> TASK
Make an exact copy of each entry, leaving out every picture.
=-=-=-=-=
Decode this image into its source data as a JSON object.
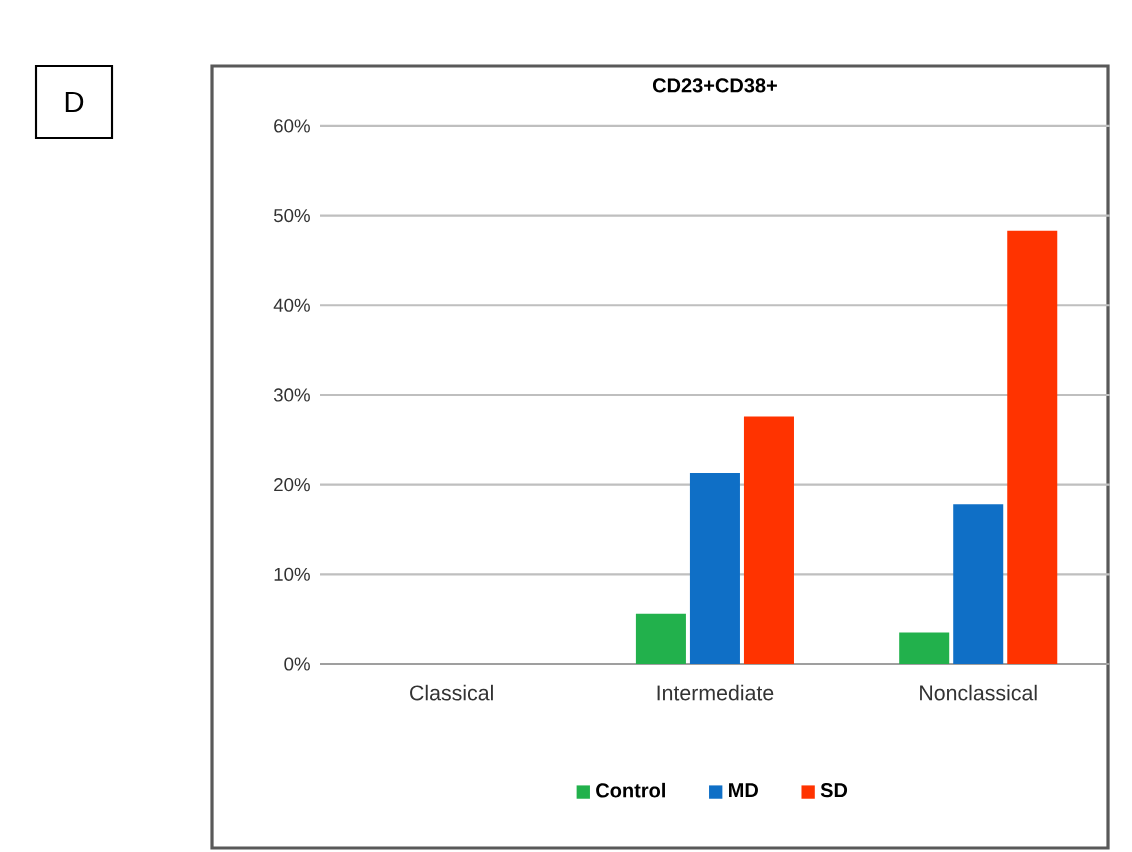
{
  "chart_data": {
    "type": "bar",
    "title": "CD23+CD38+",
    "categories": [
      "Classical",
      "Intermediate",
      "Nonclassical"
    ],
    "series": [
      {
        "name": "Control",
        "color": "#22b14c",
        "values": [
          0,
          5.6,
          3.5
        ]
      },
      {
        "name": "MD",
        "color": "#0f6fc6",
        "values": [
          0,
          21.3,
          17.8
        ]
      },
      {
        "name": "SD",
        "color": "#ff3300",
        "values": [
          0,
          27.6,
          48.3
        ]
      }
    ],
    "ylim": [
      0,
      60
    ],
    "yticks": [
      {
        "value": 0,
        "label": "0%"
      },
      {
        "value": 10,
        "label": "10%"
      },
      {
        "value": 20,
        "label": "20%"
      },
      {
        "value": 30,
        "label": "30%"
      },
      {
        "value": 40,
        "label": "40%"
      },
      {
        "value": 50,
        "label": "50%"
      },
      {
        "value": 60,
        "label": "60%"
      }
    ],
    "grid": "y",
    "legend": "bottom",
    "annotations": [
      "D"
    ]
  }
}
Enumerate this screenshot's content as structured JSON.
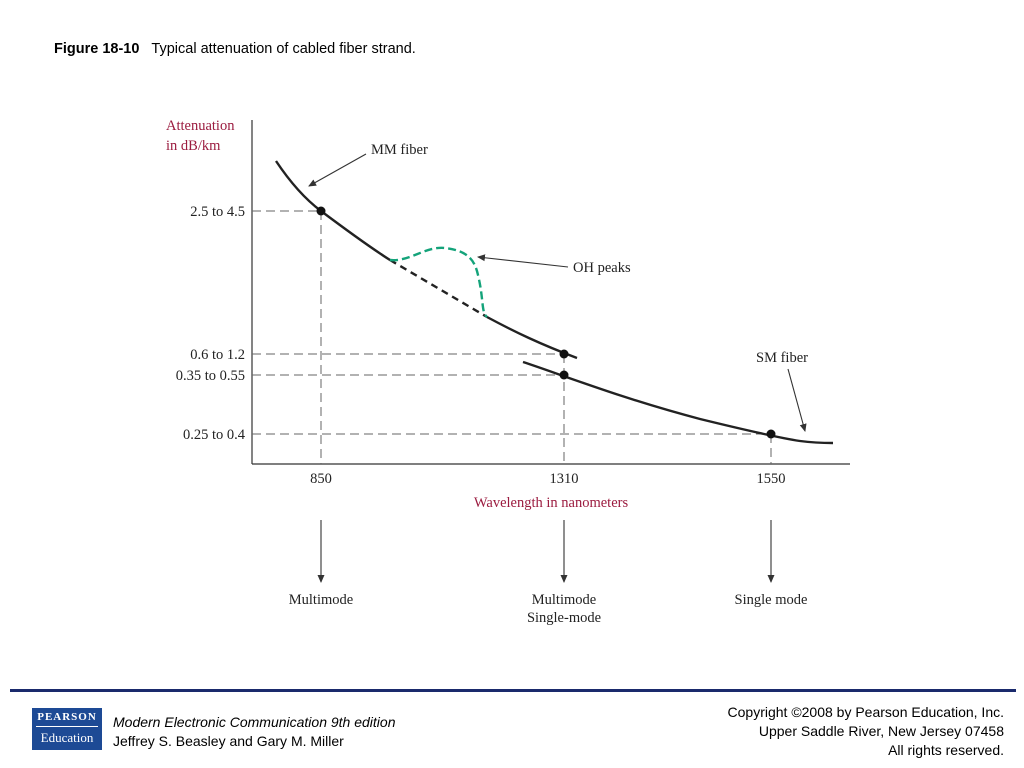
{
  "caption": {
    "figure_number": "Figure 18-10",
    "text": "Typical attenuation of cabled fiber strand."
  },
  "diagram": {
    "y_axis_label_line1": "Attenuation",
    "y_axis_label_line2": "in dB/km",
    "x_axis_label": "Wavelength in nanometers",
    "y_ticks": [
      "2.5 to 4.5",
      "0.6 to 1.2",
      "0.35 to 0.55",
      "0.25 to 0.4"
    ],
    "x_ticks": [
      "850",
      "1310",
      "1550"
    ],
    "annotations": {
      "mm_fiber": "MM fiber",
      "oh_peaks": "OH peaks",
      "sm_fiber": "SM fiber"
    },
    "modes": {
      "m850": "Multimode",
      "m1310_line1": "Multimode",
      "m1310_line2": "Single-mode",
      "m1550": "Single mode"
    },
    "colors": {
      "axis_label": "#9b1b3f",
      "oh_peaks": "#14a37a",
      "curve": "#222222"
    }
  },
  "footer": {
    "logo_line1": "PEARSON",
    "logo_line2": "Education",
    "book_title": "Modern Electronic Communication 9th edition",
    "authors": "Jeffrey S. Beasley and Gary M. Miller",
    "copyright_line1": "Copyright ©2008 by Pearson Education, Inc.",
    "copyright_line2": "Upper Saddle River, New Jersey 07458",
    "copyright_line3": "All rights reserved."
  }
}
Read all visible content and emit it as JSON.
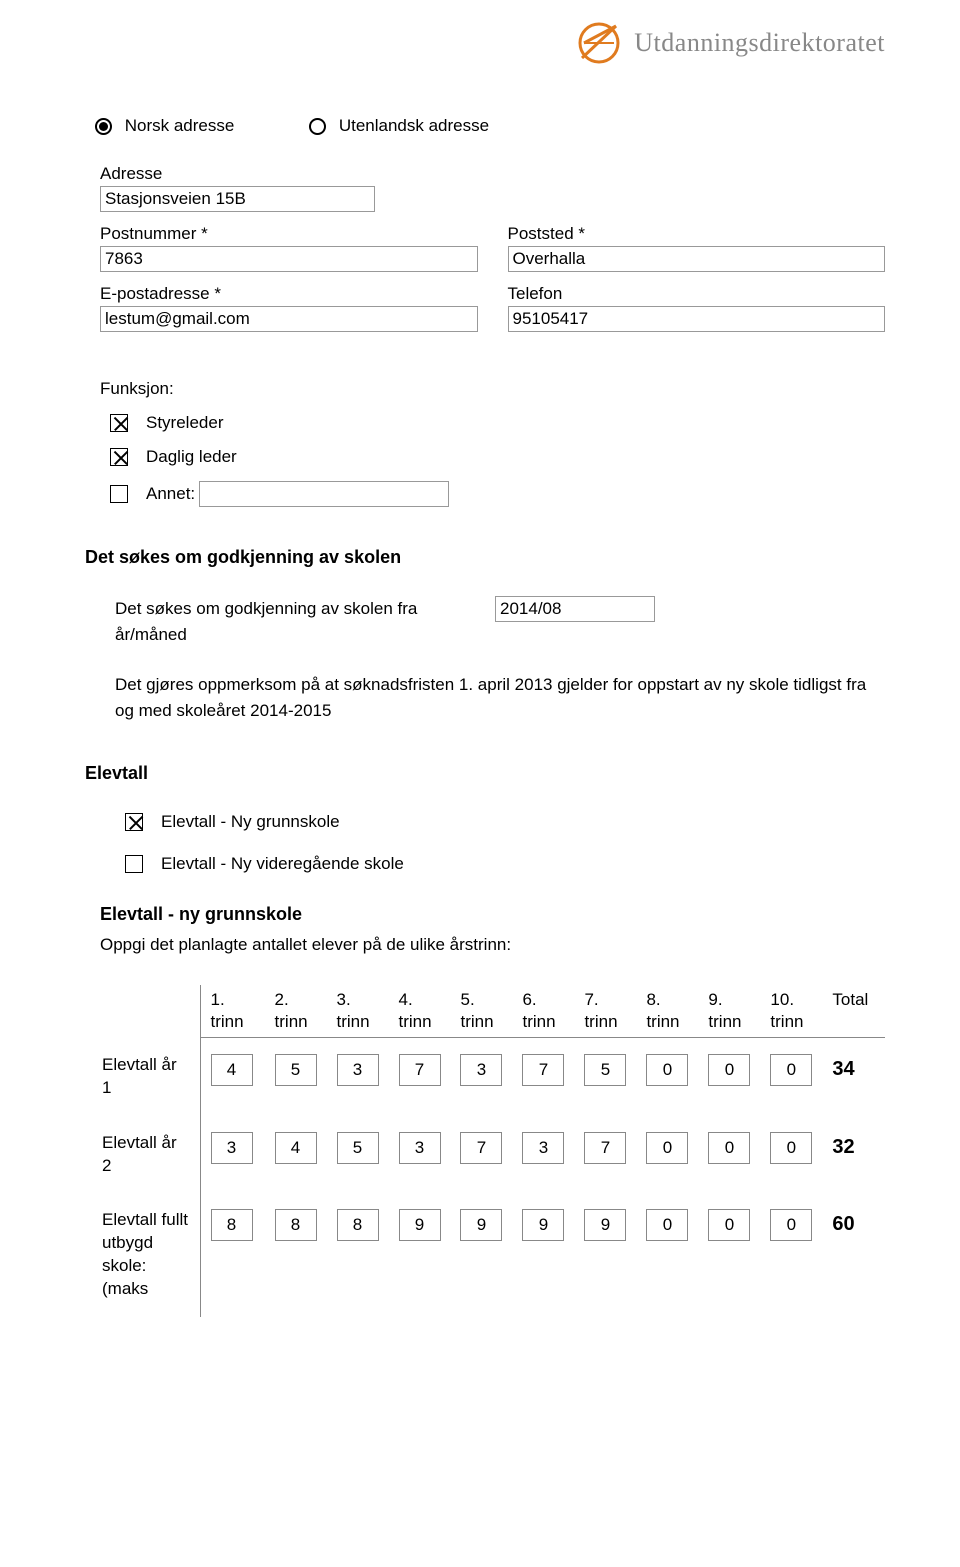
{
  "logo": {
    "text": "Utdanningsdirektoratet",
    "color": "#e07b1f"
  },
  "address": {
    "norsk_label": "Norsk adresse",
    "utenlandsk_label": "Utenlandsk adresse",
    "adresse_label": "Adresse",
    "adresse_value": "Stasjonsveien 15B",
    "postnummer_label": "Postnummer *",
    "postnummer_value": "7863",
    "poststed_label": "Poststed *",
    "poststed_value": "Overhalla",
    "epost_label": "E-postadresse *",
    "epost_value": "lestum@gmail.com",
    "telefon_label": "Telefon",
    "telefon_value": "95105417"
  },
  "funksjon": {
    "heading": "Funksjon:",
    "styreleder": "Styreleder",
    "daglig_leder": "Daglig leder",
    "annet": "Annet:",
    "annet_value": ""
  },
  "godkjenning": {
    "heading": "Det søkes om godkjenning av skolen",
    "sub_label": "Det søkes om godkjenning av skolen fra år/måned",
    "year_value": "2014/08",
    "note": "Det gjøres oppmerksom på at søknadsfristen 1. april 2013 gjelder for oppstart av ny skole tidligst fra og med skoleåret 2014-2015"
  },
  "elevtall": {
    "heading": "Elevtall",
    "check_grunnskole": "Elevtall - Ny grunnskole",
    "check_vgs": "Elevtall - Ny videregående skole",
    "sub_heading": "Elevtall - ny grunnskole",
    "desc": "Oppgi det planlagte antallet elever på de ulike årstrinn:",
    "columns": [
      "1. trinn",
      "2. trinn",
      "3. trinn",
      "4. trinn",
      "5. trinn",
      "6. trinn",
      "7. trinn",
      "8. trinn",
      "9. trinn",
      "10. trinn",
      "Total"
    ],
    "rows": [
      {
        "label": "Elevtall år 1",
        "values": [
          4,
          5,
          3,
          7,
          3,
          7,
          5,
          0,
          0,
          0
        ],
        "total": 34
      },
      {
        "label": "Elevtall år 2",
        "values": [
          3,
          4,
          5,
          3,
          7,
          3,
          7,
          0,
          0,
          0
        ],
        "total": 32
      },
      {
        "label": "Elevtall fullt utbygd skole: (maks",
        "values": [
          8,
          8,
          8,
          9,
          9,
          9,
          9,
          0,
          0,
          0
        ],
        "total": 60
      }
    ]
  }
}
=-=-=-=-=
> CORRECT RESULT
Decode this image into its source data as a JSON object.
{
  "chart_data": {
    "type": "bar",
    "title": "CD23+CD38+",
    "categories": [
      "Classical",
      "Intermediate",
      "Nonclassical"
    ],
    "series": [
      {
        "name": "Control",
        "color": "#22b14c",
        "values": [
          0,
          5.6,
          3.5
        ]
      },
      {
        "name": "MD",
        "color": "#0f6fc6",
        "values": [
          0,
          21.3,
          17.8
        ]
      },
      {
        "name": "SD",
        "color": "#ff3300",
        "values": [
          0,
          27.6,
          48.3
        ]
      }
    ],
    "ylim": [
      0,
      60
    ],
    "yticks": [
      {
        "value": 0,
        "label": "0%"
      },
      {
        "value": 10,
        "label": "10%"
      },
      {
        "value": 20,
        "label": "20%"
      },
      {
        "value": 30,
        "label": "30%"
      },
      {
        "value": 40,
        "label": "40%"
      },
      {
        "value": 50,
        "label": "50%"
      },
      {
        "value": 60,
        "label": "60%"
      }
    ],
    "grid": "y",
    "legend": "bottom",
    "annotations": [
      "D"
    ]
  }
}
Enumerate this screenshot's content as structured JSON.
{
  "caption": {
    "figure_number": "Figure 18-10",
    "text": "Typical attenuation of cabled fiber strand."
  },
  "diagram": {
    "y_axis_label_line1": "Attenuation",
    "y_axis_label_line2": "in dB/km",
    "x_axis_label": "Wavelength in nanometers",
    "y_ticks": [
      "2.5 to 4.5",
      "0.6 to 1.2",
      "0.35 to 0.55",
      "0.25 to 0.4"
    ],
    "x_ticks": [
      "850",
      "1310",
      "1550"
    ],
    "annotations": {
      "mm_fiber": "MM fiber",
      "oh_peaks": "OH peaks",
      "sm_fiber": "SM fiber"
    },
    "modes": {
      "m850": "Multimode",
      "m1310_line1": "Multimode",
      "m1310_line2": "Single-mode",
      "m1550": "Single mode"
    },
    "colors": {
      "axis_label": "#9b1b3f",
      "oh_peaks": "#14a37a",
      "curve": "#222222"
    }
  },
  "footer": {
    "logo_line1": "PEARSON",
    "logo_line2": "Education",
    "book_title": "Modern Electronic Communication 9th edition",
    "authors": "Jeffrey S. Beasley and Gary M. Miller",
    "copyright_line1": "Copyright ©2008 by Pearson Education, Inc.",
    "copyright_line2": "Upper Saddle River, New Jersey 07458",
    "copyright_line3": "All rights reserved."
  }
}
Read all visible content and emit it as JSON.
{
  "logo": {
    "text": "Utdanningsdirektoratet",
    "color": "#e07b1f"
  },
  "address": {
    "norsk_label": "Norsk adresse",
    "utenlandsk_label": "Utenlandsk adresse",
    "adresse_label": "Adresse",
    "adresse_value": "Stasjonsveien 15B",
    "postnummer_label": "Postnummer *",
    "postnummer_value": "7863",
    "poststed_label": "Poststed *",
    "poststed_value": "Overhalla",
    "epost_label": "E-postadresse *",
    "epost_value": "lestum@gmail.com",
    "telefon_label": "Telefon",
    "telefon_value": "95105417"
  },
  "funksjon": {
    "heading": "Funksjon:",
    "styreleder": "Styreleder",
    "daglig_leder": "Daglig leder",
    "annet": "Annet:",
    "annet_value": ""
  },
  "godkjenning": {
    "heading": "Det søkes om godkjenning av skolen",
    "sub_label": "Det søkes om godkjenning av skolen fra år/måned",
    "year_value": "2014/08",
    "note": "Det gjøres oppmerksom på at søknadsfristen 1. april 2013 gjelder for oppstart av ny skole tidligst fra og med skoleåret 2014-2015"
  },
  "elevtall": {
    "heading": "Elevtall",
    "check_grunnskole": "Elevtall - Ny grunnskole",
    "check_vgs": "Elevtall - Ny videregående skole",
    "sub_heading": "Elevtall - ny grunnskole",
    "desc": "Oppgi det planlagte antallet elever på de ulike årstrinn:",
    "columns": [
      "1. trinn",
      "2. trinn",
      "3. trinn",
      "4. trinn",
      "5. trinn",
      "6. trinn",
      "7. trinn",
      "8. trinn",
      "9. trinn",
      "10. trinn",
      "Total"
    ],
    "rows": [
      {
        "label": "Elevtall år 1",
        "values": [
          4,
          5,
          3,
          7,
          3,
          7,
          5,
          0,
          0,
          0
        ],
        "total": 34
      },
      {
        "label": "Elevtall år 2",
        "values": [
          3,
          4,
          5,
          3,
          7,
          3,
          7,
          0,
          0,
          0
        ],
        "total": 32
      },
      {
        "label": "Elevtall fullt utbygd skole: (maks",
        "values": [
          8,
          8,
          8,
          9,
          9,
          9,
          9,
          0,
          0,
          0
        ],
        "total": 60
      }
    ]
  }
}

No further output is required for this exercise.